## WHAT TO PRODUCE
Provide the data again in its entirety, exactly as given.

## DATASET CONTENT
--------

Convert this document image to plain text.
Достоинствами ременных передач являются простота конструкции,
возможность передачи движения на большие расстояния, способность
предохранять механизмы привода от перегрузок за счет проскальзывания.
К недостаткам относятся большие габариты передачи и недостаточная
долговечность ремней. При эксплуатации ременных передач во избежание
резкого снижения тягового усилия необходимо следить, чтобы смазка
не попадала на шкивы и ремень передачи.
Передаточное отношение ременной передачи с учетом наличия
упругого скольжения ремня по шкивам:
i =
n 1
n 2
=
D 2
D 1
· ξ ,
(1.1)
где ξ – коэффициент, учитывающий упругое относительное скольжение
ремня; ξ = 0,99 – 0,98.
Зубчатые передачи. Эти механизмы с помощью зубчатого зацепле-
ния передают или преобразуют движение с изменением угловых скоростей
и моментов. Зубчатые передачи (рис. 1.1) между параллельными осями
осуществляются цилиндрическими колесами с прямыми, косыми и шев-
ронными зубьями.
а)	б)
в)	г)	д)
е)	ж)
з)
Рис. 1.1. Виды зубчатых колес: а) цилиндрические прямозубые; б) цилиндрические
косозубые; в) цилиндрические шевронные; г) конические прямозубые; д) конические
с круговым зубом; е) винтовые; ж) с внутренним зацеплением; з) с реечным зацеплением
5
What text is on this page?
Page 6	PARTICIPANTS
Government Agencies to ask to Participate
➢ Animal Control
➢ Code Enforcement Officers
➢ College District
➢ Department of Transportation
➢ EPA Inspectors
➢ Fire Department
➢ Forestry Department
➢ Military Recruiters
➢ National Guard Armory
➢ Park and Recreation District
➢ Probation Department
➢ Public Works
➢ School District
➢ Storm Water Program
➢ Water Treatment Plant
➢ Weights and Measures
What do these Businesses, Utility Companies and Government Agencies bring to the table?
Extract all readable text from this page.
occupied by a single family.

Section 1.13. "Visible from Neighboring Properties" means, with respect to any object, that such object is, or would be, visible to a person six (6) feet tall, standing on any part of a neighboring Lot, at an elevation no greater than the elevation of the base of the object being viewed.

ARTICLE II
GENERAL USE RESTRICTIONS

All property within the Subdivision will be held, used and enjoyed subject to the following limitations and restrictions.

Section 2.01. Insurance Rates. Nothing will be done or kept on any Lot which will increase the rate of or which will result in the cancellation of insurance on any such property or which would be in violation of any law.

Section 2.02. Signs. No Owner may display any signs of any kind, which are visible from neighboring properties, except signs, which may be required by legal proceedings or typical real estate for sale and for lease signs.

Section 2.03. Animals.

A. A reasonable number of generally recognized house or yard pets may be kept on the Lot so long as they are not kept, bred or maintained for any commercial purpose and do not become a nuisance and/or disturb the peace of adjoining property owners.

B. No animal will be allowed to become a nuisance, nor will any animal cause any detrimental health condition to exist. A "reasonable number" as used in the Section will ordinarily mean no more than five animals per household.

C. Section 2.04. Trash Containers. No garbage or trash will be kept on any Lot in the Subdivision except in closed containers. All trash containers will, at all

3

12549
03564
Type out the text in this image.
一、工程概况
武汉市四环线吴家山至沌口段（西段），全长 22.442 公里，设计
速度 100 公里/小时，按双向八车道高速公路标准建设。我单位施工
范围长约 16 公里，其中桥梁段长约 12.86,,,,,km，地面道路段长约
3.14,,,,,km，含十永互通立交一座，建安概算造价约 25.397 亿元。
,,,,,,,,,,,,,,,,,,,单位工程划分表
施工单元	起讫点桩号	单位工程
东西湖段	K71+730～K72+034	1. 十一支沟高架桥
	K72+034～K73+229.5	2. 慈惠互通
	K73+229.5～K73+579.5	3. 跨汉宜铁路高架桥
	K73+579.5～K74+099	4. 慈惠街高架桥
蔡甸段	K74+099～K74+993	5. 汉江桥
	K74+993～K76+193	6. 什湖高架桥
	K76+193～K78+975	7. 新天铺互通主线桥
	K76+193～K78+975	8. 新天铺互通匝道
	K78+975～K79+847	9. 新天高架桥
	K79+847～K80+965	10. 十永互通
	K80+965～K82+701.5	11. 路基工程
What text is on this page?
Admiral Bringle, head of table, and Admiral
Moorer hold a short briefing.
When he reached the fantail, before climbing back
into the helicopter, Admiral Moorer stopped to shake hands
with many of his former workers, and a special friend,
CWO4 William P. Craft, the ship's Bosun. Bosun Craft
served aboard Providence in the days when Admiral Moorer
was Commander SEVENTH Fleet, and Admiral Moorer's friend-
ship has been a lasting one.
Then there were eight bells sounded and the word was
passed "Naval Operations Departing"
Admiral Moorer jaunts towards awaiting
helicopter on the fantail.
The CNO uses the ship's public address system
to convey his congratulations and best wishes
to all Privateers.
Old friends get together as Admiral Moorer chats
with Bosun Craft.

--------

## TASK RESPONSE
Convert this document image to plain text.
Достоинствами ременных передач являются простота конструкции,
возможность передачи движения на большие расстояния, способность
предохранять механизмы привода от перегрузок за счет проскальзывания.
К недостаткам относятся большие габариты передачи и недостаточная
долговечность ремней. При эксплуатации ременных передач во избежание
резкого снижения тягового усилия необходимо следить, чтобы смазка
не попадала на шкивы и ремень передачи.
Передаточное отношение ременной передачи с учетом наличия
упругого скольжения ремня по шкивам:
i =
n 1
n 2
=
D 2
D 1
· ξ ,
(1.1)
где ξ – коэффициент, учитывающий упругое относительное скольжение
ремня; ξ = 0,99 – 0,98.
Зубчатые передачи. Эти механизмы с помощью зубчатого зацепле-
ния передают или преобразуют движение с изменением угловых скоростей
и моментов. Зубчатые передачи (рис. 1.1) между параллельными осями
осуществляются цилиндрическими колесами с прямыми, косыми и шев-
ронными зубьями.
а)	б)
в)	г)	д)
е)	ж)
з)
Рис. 1.1. Виды зубчатых колес: а) цилиндрические прямозубые; б) цилиндрические
косозубые; в) цилиндрические шевронные; г) конические прямозубые; д) конические
с круговым зубом; е) винтовые; ж) с внутренним зацеплением; з) с реечным зацеплением
5
What text is on this page?
Page 6	PARTICIPANTS
Government Agencies to ask to Participate
➢ Animal Control
➢ Code Enforcement Officers
➢ College District
➢ Department of Transportation
➢ EPA Inspectors
➢ Fire Department
➢ Forestry Department
➢ Military Recruiters
➢ National Guard Armory
➢ Park and Recreation District
➢ Probation Department
➢ Public Works
➢ School District
➢ Storm Water Program
➢ Water Treatment Plant
➢ Weights and Measures
What do these Businesses, Utility Companies and Government Agencies bring to the table?
Extract all readable text from this page.
occupied by a single family.

Section 1.13. "Visible from Neighboring Properties" means, with respect to any object, that such object is, or would be, visible to a person six (6) feet tall, standing on any part of a neighboring Lot, at an elevation no greater than the elevation of the base of the object being viewed.

ARTICLE II
GENERAL USE RESTRICTIONS

All property within the Subdivision will be held, used and enjoyed subject to the following limitations and restrictions.

Section 2.01. Insurance Rates. Nothing will be done or kept on any Lot which will increase the rate of or which will result in the cancellation of insurance on any such property or which would be in violation of any law.

Section 2.02. Signs. No Owner may display any signs of any kind, which are visible from neighboring properties, except signs, which may be required by legal proceedings or typical real estate for sale and for lease signs.

Section 2.03. Animals.

A. A reasonable number of generally recognized house or yard pets may be kept on the Lot so long as they are not kept, bred or maintained for any commercial purpose and do not become a nuisance and/or disturb the peace of adjoining property owners.

B. No animal will be allowed to become a nuisance, nor will any animal cause any detrimental health condition to exist. A "reasonable number" as used in the Section will ordinarily mean no more than five animals per household.

C. Section 2.04. Trash Containers. No garbage or trash will be kept on any Lot in the Subdivision except in closed containers. All trash containers will, at all

3

12549
03564
Type out the text in this image.
一、工程概况
武汉市四环线吴家山至沌口段（西段），全长 22.442 公里，设计
速度 100 公里/小时，按双向八车道高速公路标准建设。我单位施工
范围长约 16 公里，其中桥梁段长约 12.86,,,,,km，地面道路段长约
3.14,,,,,km，含十永互通立交一座，建安概算造价约 25.397 亿元。
,,,,,,,,,,,,,,,,,,,单位工程划分表
施工单元	起讫点桩号	单位工程
东西湖段	K71+730～K72+034	1. 十一支沟高架桥
	K72+034～K73+229.5	2. 慈惠互通
	K73+229.5～K73+579.5	3. 跨汉宜铁路高架桥
	K73+579.5～K74+099	4. 慈惠街高架桥
蔡甸段	K74+099～K74+993	5. 汉江桥
	K74+993～K76+193	6. 什湖高架桥
	K76+193～K78+975	7. 新天铺互通主线桥
	K76+193～K78+975	8. 新天铺互通匝道
	K78+975～K79+847	9. 新天高架桥
	K79+847～K80+965	10. 十永互通
	K80+965～K82+701.5	11. 路基工程
What text is on this page?
Admiral Bringle, head of table, and Admiral
Moorer hold a short briefing.
When he reached the fantail, before climbing back
into the helicopter, Admiral Moorer stopped to shake hands
with many of his former workers, and a special friend,
CWO4 William P. Craft, the ship's Bosun. Bosun Craft
served aboard Providence in the days when Admiral Moorer
was Commander SEVENTH Fleet, and Admiral Moorer's friend-
ship has been a lasting one.
Then there were eight bells sounded and the word was
passed "Naval Operations Departing"
Admiral Moorer jaunts towards awaiting
helicopter on the fantail.
The CNO uses the ship's public address system
to convey his congratulations and best wishes
to all Privateers.
Old friends get together as Admiral Moorer chats
with Bosun Craft.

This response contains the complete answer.